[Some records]
--

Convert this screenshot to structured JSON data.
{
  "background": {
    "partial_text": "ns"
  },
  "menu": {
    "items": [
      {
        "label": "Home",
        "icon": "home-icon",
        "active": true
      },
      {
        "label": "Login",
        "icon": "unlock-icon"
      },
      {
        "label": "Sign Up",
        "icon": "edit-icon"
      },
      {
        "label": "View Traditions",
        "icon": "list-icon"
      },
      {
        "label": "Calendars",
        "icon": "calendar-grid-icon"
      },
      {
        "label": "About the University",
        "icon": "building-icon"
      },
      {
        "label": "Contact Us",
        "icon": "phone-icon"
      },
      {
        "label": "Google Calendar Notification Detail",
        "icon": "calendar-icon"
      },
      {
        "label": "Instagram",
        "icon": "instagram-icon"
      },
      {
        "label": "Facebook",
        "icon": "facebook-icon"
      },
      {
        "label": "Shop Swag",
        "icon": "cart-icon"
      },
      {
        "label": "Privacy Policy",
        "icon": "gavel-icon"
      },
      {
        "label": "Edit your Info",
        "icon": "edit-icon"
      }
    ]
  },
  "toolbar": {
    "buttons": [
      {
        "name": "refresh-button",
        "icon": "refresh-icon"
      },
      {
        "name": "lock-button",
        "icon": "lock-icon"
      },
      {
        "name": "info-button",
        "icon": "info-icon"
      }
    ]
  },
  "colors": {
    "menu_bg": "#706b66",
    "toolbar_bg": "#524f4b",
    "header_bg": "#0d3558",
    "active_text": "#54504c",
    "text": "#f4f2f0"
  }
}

--

● **To be done**:
Set down the listing in full, keeping every word exactly as it is.

● **Output of the task**:
Convert this screenshot to structured JSON data.
{
  "background": {
    "partial_text": "ns"
  },
  "menu": {
    "items": [
      {
        "label": "Home",
        "icon": "home-icon",
        "active": true
      },
      {
        "label": "Login",
        "icon": "unlock-icon"
      },
      {
        "label": "Sign Up",
        "icon": "edit-icon"
      },
      {
        "label": "View Traditions",
        "icon": "list-icon"
      },
      {
        "label": "Calendars",
        "icon": "calendar-grid-icon"
      },
      {
        "label": "About the University",
        "icon": "building-icon"
      },
      {
        "label": "Contact Us",
        "icon": "phone-icon"
      },
      {
        "label": "Google Calendar Notification Detail",
        "icon": "calendar-icon"
      },
      {
        "label": "Instagram",
        "icon": "instagram-icon"
      },
      {
        "label": "Facebook",
        "icon": "facebook-icon"
      },
      {
        "label": "Shop Swag",
        "icon": "cart-icon"
      },
      {
        "label": "Privacy Policy",
        "icon": "gavel-icon"
      },
      {
        "label": "Edit your Info",
        "icon": "edit-icon"
      }
    ]
  },
  "toolbar": {
    "buttons": [
      {
        "name": "refresh-button",
        "icon": "refresh-icon"
      },
      {
        "name": "lock-button",
        "icon": "lock-icon"
      },
      {
        "name": "info-button",
        "icon": "info-icon"
      }
    ]
  },
  "colors": {
    "menu_bg": "#706b66",
    "toolbar_bg": "#524f4b",
    "header_bg": "#0d3558",
    "active_text": "#54504c",
    "text": "#f4f2f0"
  }
}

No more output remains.